→ **Prompt**:
In the lines below, how many hold the word "心乱则惘"? Answer only with the number.

>> Begin

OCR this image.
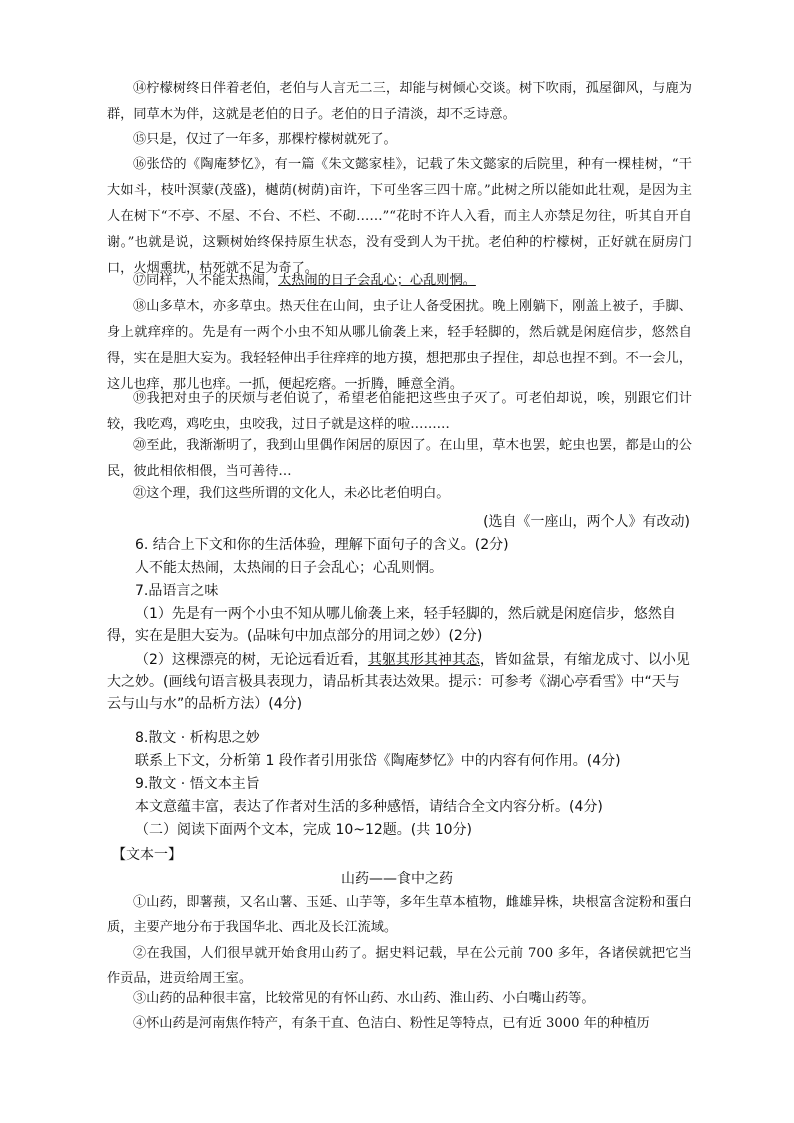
⑭柠檬树终日伴着老伯，老伯与人言无二三，却能与树倾心交谈。树下吹雨，孤屋御风，与鹿为群，同草木为伴，这就是老伯的日子。老伯的日子清淡，却不乏诗意。

⑮只是，仅过了一年多，那棵柠檬树就死了。

⑯张岱的《陶庵梦忆》，有一篇《朱文懿家桂》，记载了朱文懿家的后院里，种有一棵桂树，“干大如斗，枝叶溟蒙(茂盛)，樾荫(树荫)亩许，下可坐客三四十席。”此树之所以能如此壮观，是因为主人在树下“不亭、不屋、不台、不栏、不砌……”“花时不许人入看，而主人亦禁足勿往，听其自开自谢。”也就是说，这颗树始终保持原生状态，没有受到人为干扰。老伯种的柠檬树，正好就在厨房门口，火烟熏扰，枯死就不足为奇了。

⑰同样，人不能太热闹，太热闹的日子会乱心；心乱则惘。

⑱山多草木，亦多草虫。热天住在山间，虫子让人备受困扰。晚上刚躺下，刚盖上被子，手脚、身上就痒痒的。先是有一两个小虫不知从哪儿偷袭上来，轻手轻脚的，然后就是闲庭信步，悠然自得，实在是胆大妄为。我轻轻伸出手往痒痒的地方摸，想把那虫子捏住，却总也捏不到。不一会儿，这儿也痒，那儿也痒。一抓，便起疙瘩。一折腾，睡意全消。

⑲我把对虫子的厌烦与老伯说了，希望老伯能把这些虫子灭了。可老伯却说，唉，别跟它们计较，我吃鸡，鸡吃虫，虫咬我，过日子就是这样的啦………

⑳至此，我渐渐明了，我到山里偶作闲居的原因了。在山里，草木也罢，蛇虫也罢，都是山的公民，彼此相依相偎，当可善待…

㉑这个理，我们这些所谓的文化人，未必比老伯明白。

(选自《一座山，两个人》有改动)

6. 结合上下文和你的生活体验，理解下面句子的含义。(2分)

人不能太热闹，太热闹的日子会乱心；心乱则惘。

7.品语言之味

（1）先是有一两个小虫不知从哪儿偷袭上来，轻手轻脚的，然后就是闲庭信步，悠然自得，实在是胆大妄为。(品味句中加点部分的用词之妙）(2分)

（2）这棵漂亮的树，无论远看近看，其躯其形其神其态，皆如盆景，有缩龙成寸、以小见大之妙。(画线句语言极具表现力，请品析其表达效果。提示：可参考《湖心亭看雪》中“天与云与山与水”的品析方法）(4分)

8.散文 · 析构思之妙

联系上下文，分析第 1 段作者引用张岱《陶庵梦忆》中的内容有何作用。(4分)

9.散文 · 悟文本主旨

本文意蕴丰富，表达了作者对生活的多种感悟，请结合全文内容分析。(4分)

（二）阅读下面两个文本，完成 10~12题。(共 10分)

【文本一】

山药——食中之药

①山药，即薯蓣，又名山薯、玉延、山芋等，多年生草本植物，雌雄异株，块根富含淀粉和蛋白质，主要产地分布于我国华北、西北及长江流域。

②在我国，人们很早就开始食用山药了。据史料记载，早在公元前 700 多年，各诸侯就把它当作贡品，进贡给周王室。

③山药的品种很丰富，比较常见的有怀山药、水山药、淮山药、小白嘴山药等。

④怀山药是河南焦作特产，有条干直、色洁白、粉性足等特点，已有近 3000 年的种植历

>> End

→ **Solution**:
2